------ Given information

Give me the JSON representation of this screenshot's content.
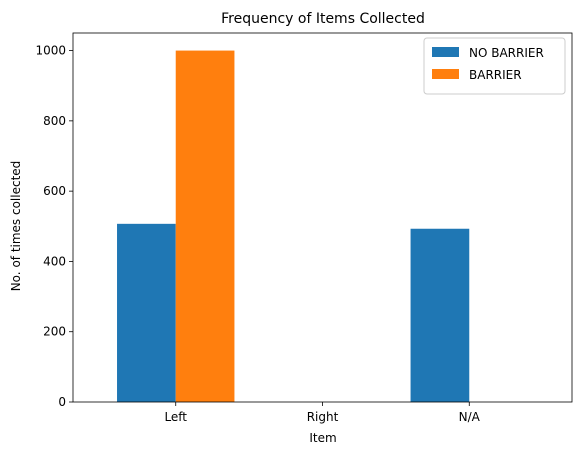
{
  "chart_data": {
    "type": "bar",
    "title": "Frequency of Items Collected",
    "xlabel": "Item",
    "ylabel": "No. of times collected",
    "categories": [
      "Left",
      "Right",
      "N/A"
    ],
    "series": [
      {
        "name": "NO BARRIER",
        "color": "#1f77b4",
        "values": [
          507,
          0,
          493
        ]
      },
      {
        "name": "BARRIER",
        "color": "#ff7f0e",
        "values": [
          1000,
          0,
          0
        ]
      }
    ],
    "ylim": [
      0,
      1050
    ],
    "yticks": [
      0,
      200,
      400,
      600,
      800,
      1000
    ],
    "grid": false,
    "legend_position": "top-right"
  }
}
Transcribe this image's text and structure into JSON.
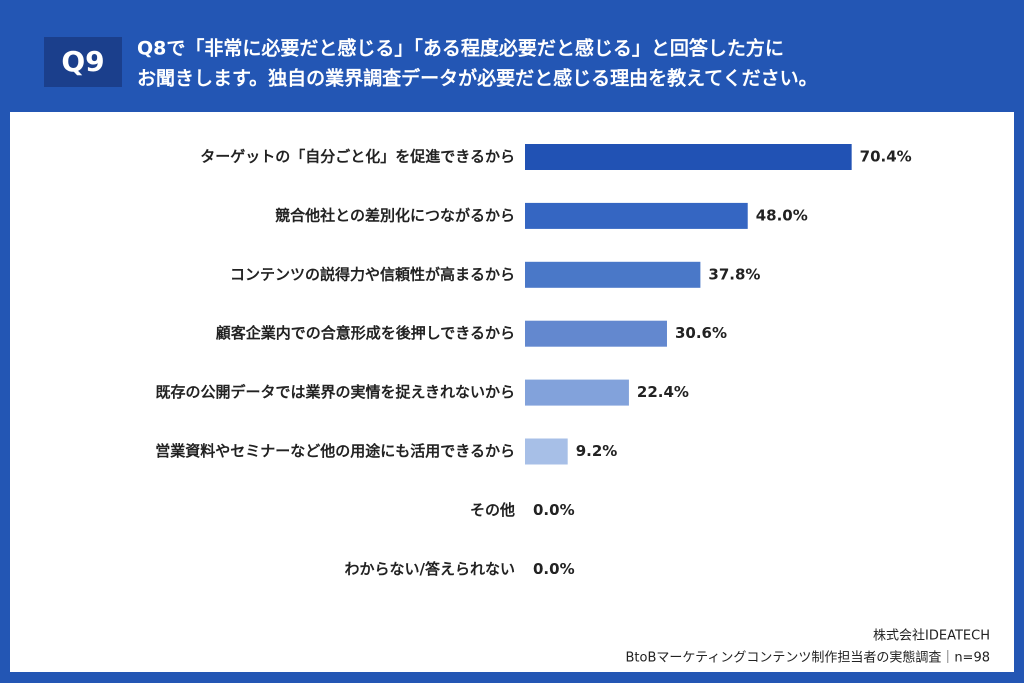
{
  "badge": "Q9",
  "chart_data": {
    "type": "hbar",
    "title": [
      "Q8で「非常に必要だと感じる」「ある程度必要だと感じる」と回答した方に",
      "お聞きします。独自の業界調査データが必要だと感じる理由を教えてください。"
    ],
    "categories": [
      "ターゲットの「自分ごと化」を促進できるから",
      "競合他社との差別化につながるから",
      "コンテンツの説得力や信頼性が高まるから",
      "顧客企業内での合意形成を後押しできるから",
      "既存の公開データでは業界の実情を捉えきれないから",
      "営業資料やセミナーなど他の用途にも活用できるから",
      "その他",
      "わからない/答えられない"
    ],
    "values": [
      70.4,
      48.0,
      37.8,
      30.6,
      22.4,
      9.2,
      0.0,
      0.0
    ],
    "value_labels": [
      "70.4%",
      "48.0%",
      "37.8%",
      "30.6%",
      "22.4%",
      "9.2%",
      "0.0%",
      "0.0%"
    ],
    "colors": [
      "#2152b4",
      "#3566c2",
      "#4a78c8",
      "#6388cf",
      "#82a2db",
      "#a7bfe7",
      "#a7bfe7",
      "#a7bfe7"
    ],
    "xlim": [
      0,
      100
    ]
  },
  "footer": {
    "company": "株式会社IDEATECH",
    "survey": "BtoBマーケティングコンテンツ制作担当者の実態調査｜n=98"
  }
}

------------

◆ Given exercise
From the entries above, copy out every line where the string "this" appears.

◆ Answer to the task
Give me the JSON representation of this screenshot's content.
Transcribe this image's text and structure into JSON.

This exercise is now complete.